> **Work to do**
Spot each line in the records below where the word "Инспекции" occurs, then copy it.

[Data records]
━━━

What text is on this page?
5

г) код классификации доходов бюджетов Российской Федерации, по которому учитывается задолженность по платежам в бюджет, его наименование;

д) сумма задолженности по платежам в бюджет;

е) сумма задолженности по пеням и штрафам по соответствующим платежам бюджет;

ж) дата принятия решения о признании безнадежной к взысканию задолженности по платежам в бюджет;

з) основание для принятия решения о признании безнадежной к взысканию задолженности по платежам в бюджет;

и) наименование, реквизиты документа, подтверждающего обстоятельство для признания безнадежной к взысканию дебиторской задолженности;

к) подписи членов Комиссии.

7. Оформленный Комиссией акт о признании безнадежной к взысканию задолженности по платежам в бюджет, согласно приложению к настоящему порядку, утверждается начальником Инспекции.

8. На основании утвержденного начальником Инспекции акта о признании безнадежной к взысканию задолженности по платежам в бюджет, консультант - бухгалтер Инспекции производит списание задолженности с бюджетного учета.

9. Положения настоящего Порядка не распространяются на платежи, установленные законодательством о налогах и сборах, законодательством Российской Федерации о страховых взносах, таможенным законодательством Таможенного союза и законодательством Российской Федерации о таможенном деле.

━━━

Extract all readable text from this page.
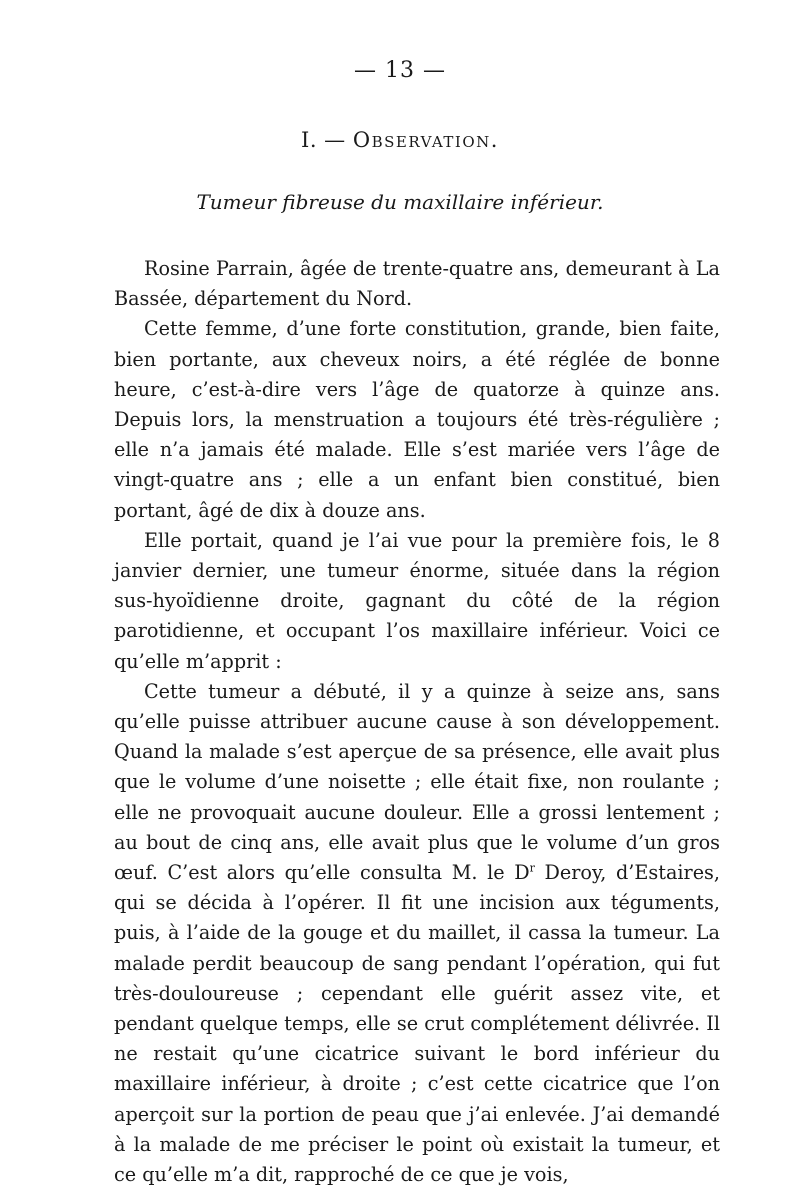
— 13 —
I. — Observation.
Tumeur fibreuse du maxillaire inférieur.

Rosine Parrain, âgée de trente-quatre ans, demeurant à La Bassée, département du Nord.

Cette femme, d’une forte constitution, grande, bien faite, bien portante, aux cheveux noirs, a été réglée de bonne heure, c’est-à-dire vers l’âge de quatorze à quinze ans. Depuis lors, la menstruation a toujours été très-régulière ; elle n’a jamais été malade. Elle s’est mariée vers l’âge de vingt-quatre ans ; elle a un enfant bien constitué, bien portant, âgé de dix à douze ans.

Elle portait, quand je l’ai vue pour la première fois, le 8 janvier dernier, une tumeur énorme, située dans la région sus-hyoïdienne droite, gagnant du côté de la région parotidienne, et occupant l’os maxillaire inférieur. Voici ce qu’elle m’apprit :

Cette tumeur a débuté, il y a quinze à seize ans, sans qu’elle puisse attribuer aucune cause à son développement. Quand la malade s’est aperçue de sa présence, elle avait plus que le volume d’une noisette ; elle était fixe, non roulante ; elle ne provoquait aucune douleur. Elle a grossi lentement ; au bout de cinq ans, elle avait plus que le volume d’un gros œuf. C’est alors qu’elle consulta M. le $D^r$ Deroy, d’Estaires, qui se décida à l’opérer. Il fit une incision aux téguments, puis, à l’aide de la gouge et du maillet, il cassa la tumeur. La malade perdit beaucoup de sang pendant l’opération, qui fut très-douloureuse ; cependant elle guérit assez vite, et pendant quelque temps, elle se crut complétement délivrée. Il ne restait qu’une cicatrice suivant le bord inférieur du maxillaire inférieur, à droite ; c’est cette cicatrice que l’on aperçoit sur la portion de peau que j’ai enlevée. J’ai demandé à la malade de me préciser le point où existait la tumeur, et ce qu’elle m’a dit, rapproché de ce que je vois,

━━━

> **Answer to this problem**
7. Оформленный Комиссией акт о признании безнадежной к взысканию задолженности по платежам в бюджет, согласно приложению к настоящему порядку, утверждается начальником Инспекции.
8. На основании утвержденного начальником Инспекции акта о признании безнадежной к взысканию задолженности по платежам в бюджет, консультант - бухгалтер Инспекции производит списание задолженности с бюджетного учета.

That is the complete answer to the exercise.